TASK INSTRUCTIONS: Copy all lines that contain the word "Office".

start GIVEN RECORDS

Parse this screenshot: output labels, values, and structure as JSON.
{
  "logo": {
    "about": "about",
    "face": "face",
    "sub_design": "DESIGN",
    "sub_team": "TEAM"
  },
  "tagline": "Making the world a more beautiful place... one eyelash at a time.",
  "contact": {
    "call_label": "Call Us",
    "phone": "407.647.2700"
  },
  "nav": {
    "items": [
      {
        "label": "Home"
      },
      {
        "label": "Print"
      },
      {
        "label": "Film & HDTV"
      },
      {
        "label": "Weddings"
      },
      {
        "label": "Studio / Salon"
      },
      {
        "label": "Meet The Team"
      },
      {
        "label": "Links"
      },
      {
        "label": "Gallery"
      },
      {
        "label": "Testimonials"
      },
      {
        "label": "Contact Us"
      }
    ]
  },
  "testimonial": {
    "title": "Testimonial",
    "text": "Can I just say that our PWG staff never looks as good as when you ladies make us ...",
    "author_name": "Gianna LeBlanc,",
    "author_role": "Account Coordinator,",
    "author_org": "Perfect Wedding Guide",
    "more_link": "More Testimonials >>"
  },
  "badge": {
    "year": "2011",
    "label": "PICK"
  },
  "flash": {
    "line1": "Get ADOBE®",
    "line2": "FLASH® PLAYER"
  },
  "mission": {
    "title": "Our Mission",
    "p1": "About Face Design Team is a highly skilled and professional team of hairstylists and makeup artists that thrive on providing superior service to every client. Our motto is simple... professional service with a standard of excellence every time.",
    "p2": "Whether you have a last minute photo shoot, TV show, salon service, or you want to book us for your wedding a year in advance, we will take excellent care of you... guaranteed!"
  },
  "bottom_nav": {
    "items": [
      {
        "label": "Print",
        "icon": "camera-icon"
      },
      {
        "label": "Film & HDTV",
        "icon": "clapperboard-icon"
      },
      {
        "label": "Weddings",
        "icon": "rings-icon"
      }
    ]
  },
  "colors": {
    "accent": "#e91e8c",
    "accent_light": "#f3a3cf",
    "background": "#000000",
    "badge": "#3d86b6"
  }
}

end GIVEN RECORDS
start GIVEN RECORDS

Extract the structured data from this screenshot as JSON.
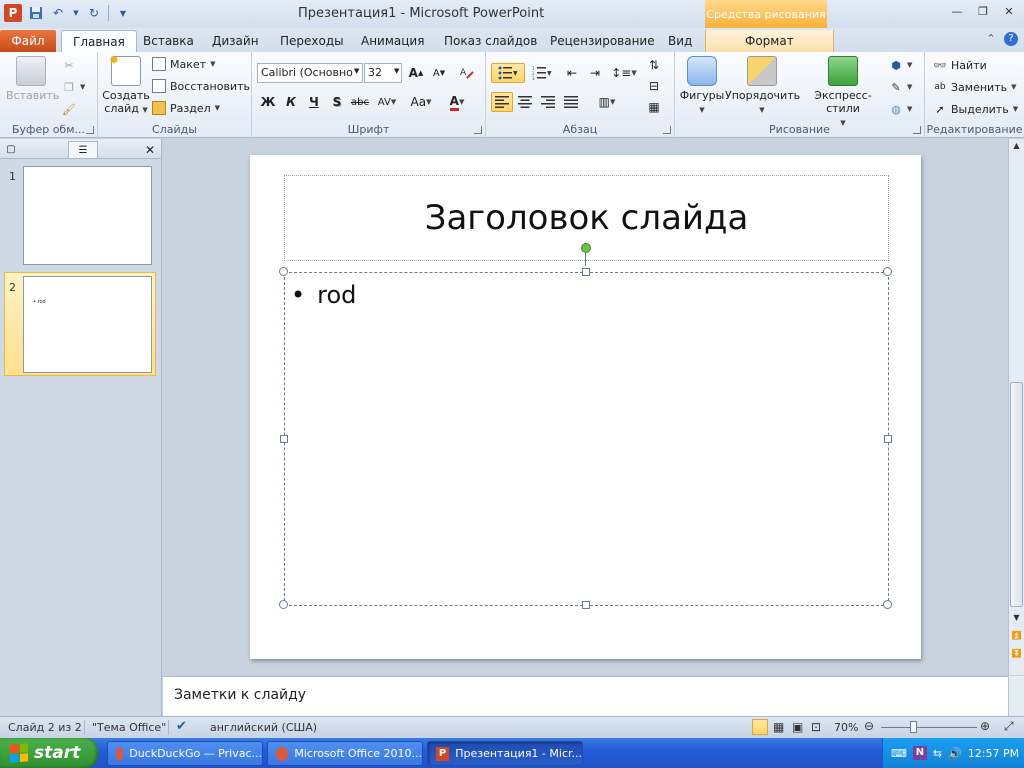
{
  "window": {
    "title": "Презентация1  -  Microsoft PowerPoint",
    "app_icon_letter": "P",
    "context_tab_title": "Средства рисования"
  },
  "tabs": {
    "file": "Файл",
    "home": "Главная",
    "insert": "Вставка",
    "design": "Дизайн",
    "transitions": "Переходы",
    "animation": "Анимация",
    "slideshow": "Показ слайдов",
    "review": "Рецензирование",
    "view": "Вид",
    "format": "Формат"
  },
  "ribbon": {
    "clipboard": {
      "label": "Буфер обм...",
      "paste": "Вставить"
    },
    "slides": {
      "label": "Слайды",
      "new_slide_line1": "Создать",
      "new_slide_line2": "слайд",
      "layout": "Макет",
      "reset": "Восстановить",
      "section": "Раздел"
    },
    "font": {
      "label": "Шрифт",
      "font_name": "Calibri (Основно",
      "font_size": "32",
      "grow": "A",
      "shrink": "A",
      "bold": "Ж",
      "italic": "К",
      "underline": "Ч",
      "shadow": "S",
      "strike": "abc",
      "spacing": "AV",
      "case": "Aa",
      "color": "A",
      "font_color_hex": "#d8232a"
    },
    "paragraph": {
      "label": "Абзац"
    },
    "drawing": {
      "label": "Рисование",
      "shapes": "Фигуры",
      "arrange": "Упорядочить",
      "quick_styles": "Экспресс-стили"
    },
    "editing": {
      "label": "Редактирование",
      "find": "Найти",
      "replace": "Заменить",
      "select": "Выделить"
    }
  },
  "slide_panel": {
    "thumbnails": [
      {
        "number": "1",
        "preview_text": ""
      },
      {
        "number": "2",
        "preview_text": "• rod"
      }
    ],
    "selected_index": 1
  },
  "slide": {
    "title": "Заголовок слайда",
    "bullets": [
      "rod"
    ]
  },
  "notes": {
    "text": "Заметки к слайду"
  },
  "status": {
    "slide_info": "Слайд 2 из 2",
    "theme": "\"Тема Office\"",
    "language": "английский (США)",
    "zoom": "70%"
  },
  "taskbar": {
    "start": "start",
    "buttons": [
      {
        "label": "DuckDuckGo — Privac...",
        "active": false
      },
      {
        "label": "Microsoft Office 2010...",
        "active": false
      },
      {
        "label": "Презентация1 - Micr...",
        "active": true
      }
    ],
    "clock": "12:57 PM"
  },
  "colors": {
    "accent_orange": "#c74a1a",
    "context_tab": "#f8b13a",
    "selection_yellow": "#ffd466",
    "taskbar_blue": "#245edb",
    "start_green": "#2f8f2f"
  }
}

end GIVEN RECORDS

TASK RESULT:
    "theme": "\"Тема Office\"",
        "label": "Microsoft Office 2010...",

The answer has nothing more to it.